** Start of Source data **

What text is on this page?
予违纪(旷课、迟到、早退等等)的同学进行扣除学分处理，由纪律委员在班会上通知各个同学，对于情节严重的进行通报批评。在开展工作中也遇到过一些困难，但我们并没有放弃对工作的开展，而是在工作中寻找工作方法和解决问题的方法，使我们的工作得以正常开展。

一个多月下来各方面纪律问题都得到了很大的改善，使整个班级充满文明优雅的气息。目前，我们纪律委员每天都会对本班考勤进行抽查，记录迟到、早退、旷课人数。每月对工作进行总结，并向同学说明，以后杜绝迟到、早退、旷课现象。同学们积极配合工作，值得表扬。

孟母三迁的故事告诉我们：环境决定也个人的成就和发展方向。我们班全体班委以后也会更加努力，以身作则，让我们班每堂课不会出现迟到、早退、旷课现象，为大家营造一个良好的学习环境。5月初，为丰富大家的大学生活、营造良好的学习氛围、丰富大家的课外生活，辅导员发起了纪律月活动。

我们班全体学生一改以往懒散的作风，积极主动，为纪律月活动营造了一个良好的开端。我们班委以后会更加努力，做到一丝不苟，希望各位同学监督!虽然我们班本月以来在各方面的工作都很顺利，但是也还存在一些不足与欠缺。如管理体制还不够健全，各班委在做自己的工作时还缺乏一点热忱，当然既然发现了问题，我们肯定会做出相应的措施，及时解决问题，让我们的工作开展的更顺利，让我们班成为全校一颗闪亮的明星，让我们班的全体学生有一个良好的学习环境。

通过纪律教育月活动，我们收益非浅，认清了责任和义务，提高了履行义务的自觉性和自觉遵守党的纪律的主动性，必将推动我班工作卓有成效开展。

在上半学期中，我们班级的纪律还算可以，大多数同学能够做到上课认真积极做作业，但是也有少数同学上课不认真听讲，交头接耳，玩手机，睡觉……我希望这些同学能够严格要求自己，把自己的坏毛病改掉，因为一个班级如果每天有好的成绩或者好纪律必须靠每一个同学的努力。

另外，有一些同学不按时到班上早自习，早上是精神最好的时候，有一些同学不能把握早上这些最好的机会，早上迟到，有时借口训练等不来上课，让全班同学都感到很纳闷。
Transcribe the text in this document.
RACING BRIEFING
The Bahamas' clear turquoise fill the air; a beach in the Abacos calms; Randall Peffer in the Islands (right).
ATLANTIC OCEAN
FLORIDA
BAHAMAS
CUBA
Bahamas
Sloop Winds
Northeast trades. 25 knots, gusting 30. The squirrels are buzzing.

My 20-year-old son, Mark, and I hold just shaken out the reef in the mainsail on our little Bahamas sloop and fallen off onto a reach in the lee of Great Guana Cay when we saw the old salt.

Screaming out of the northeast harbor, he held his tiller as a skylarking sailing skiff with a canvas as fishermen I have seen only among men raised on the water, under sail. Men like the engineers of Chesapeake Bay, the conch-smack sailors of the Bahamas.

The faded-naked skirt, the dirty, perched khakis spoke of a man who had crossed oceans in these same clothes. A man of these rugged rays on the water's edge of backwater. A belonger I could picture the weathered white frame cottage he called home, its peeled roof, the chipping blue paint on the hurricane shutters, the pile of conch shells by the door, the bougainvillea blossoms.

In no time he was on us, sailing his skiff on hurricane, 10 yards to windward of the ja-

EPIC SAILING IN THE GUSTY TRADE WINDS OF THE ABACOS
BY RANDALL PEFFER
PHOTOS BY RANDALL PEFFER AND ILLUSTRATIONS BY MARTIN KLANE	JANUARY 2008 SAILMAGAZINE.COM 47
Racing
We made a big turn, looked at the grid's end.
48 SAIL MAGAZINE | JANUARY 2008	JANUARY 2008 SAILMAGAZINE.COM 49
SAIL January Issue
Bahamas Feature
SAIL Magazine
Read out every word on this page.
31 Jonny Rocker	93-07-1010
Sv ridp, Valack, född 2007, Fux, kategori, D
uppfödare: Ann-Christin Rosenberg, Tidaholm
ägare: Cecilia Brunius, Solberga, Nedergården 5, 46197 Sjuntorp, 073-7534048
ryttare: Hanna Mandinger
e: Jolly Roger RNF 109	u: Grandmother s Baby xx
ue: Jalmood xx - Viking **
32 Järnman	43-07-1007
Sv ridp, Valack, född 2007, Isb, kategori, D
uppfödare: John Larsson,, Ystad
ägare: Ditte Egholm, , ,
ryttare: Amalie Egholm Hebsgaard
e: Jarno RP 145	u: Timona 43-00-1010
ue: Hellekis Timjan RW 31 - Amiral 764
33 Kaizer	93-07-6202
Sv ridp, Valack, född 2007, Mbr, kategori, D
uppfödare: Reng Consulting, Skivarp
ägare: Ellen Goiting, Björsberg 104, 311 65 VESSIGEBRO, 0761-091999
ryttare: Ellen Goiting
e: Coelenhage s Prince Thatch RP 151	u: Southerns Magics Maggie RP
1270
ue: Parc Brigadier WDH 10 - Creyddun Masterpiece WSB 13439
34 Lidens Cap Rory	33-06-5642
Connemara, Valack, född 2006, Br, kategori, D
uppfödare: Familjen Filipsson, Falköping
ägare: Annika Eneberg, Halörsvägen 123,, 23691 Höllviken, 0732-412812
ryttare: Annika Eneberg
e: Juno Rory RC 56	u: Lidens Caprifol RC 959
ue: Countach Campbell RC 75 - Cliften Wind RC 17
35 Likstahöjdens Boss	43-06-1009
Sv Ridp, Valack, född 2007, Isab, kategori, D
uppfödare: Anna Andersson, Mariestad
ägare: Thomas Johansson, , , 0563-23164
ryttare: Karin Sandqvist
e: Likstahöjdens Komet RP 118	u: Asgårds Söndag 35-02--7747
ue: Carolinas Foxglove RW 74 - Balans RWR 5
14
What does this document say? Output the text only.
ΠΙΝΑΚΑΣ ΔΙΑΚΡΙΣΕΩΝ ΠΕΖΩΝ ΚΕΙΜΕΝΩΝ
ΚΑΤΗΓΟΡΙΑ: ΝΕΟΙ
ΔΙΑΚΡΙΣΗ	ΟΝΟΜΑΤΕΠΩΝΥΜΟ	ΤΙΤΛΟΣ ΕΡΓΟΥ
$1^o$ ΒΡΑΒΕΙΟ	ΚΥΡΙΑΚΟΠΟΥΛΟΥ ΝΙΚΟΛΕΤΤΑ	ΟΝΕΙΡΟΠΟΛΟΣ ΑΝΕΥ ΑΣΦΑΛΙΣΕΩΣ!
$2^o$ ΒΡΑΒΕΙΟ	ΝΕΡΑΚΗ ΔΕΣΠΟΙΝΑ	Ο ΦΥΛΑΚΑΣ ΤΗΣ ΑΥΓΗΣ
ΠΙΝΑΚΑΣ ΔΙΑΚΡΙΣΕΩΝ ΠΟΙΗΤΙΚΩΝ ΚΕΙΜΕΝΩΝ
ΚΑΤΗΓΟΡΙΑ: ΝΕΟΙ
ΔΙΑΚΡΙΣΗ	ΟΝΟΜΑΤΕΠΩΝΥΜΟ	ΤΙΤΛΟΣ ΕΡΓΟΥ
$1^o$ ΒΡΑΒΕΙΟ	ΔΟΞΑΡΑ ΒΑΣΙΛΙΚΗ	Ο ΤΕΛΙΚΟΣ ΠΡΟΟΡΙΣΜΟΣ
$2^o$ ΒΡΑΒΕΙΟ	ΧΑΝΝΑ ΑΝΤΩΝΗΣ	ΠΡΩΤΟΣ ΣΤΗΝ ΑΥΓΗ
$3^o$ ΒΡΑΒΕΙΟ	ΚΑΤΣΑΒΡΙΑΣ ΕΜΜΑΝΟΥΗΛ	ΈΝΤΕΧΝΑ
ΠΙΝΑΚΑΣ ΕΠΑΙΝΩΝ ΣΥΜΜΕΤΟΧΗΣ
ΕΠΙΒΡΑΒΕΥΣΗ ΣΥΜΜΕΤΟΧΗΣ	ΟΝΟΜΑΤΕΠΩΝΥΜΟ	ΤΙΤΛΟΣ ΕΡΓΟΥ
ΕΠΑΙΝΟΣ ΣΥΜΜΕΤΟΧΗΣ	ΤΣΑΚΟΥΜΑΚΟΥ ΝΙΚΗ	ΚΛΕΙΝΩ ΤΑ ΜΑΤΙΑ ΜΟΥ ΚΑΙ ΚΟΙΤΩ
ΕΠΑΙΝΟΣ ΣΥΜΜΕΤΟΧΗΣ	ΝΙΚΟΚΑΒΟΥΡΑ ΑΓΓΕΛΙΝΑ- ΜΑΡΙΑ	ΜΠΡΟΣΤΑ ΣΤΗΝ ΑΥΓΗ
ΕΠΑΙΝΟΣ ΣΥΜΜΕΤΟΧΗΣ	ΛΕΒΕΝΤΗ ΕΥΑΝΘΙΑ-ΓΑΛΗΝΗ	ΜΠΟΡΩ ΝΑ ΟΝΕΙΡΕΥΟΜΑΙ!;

** End of Source data **

§ Written task
Reproduce precisely the span of lines that begins at the line containing "What does this" and ends with the last line of the listing.

§ Task response
What does this document say? Output the text only.
ΠΙΝΑΚΑΣ ΔΙΑΚΡΙΣΕΩΝ ΠΕΖΩΝ ΚΕΙΜΕΝΩΝ
ΚΑΤΗΓΟΡΙΑ: ΝΕΟΙ
ΔΙΑΚΡΙΣΗ	ΟΝΟΜΑΤΕΠΩΝΥΜΟ	ΤΙΤΛΟΣ ΕΡΓΟΥ
$1^o$ ΒΡΑΒΕΙΟ	ΚΥΡΙΑΚΟΠΟΥΛΟΥ ΝΙΚΟΛΕΤΤΑ	ΟΝΕΙΡΟΠΟΛΟΣ ΑΝΕΥ ΑΣΦΑΛΙΣΕΩΣ!
$2^o$ ΒΡΑΒΕΙΟ	ΝΕΡΑΚΗ ΔΕΣΠΟΙΝΑ	Ο ΦΥΛΑΚΑΣ ΤΗΣ ΑΥΓΗΣ
ΠΙΝΑΚΑΣ ΔΙΑΚΡΙΣΕΩΝ ΠΟΙΗΤΙΚΩΝ ΚΕΙΜΕΝΩΝ
ΚΑΤΗΓΟΡΙΑ: ΝΕΟΙ
ΔΙΑΚΡΙΣΗ	ΟΝΟΜΑΤΕΠΩΝΥΜΟ	ΤΙΤΛΟΣ ΕΡΓΟΥ
$1^o$ ΒΡΑΒΕΙΟ	ΔΟΞΑΡΑ ΒΑΣΙΛΙΚΗ	Ο ΤΕΛΙΚΟΣ ΠΡΟΟΡΙΣΜΟΣ
$2^o$ ΒΡΑΒΕΙΟ	ΧΑΝΝΑ ΑΝΤΩΝΗΣ	ΠΡΩΤΟΣ ΣΤΗΝ ΑΥΓΗ
$3^o$ ΒΡΑΒΕΙΟ	ΚΑΤΣΑΒΡΙΑΣ ΕΜΜΑΝΟΥΗΛ	ΈΝΤΕΧΝΑ
ΠΙΝΑΚΑΣ ΕΠΑΙΝΩΝ ΣΥΜΜΕΤΟΧΗΣ
ΕΠΙΒΡΑΒΕΥΣΗ ΣΥΜΜΕΤΟΧΗΣ	ΟΝΟΜΑΤΕΠΩΝΥΜΟ	ΤΙΤΛΟΣ ΕΡΓΟΥ
ΕΠΑΙΝΟΣ ΣΥΜΜΕΤΟΧΗΣ	ΤΣΑΚΟΥΜΑΚΟΥ ΝΙΚΗ	ΚΛΕΙΝΩ ΤΑ ΜΑΤΙΑ ΜΟΥ ΚΑΙ ΚΟΙΤΩ
ΕΠΑΙΝΟΣ ΣΥΜΜΕΤΟΧΗΣ	ΝΙΚΟΚΑΒΟΥΡΑ ΑΓΓΕΛΙΝΑ- ΜΑΡΙΑ	ΜΠΡΟΣΤΑ ΣΤΗΝ ΑΥΓΗ
ΕΠΑΙΝΟΣ ΣΥΜΜΕΤΟΧΗΣ	ΛΕΒΕΝΤΗ ΕΥΑΝΘΙΑ-ΓΑΛΗΝΗ	ΜΠΟΡΩ ΝΑ ΟΝΕΙΡΕΥΟΜΑΙ!;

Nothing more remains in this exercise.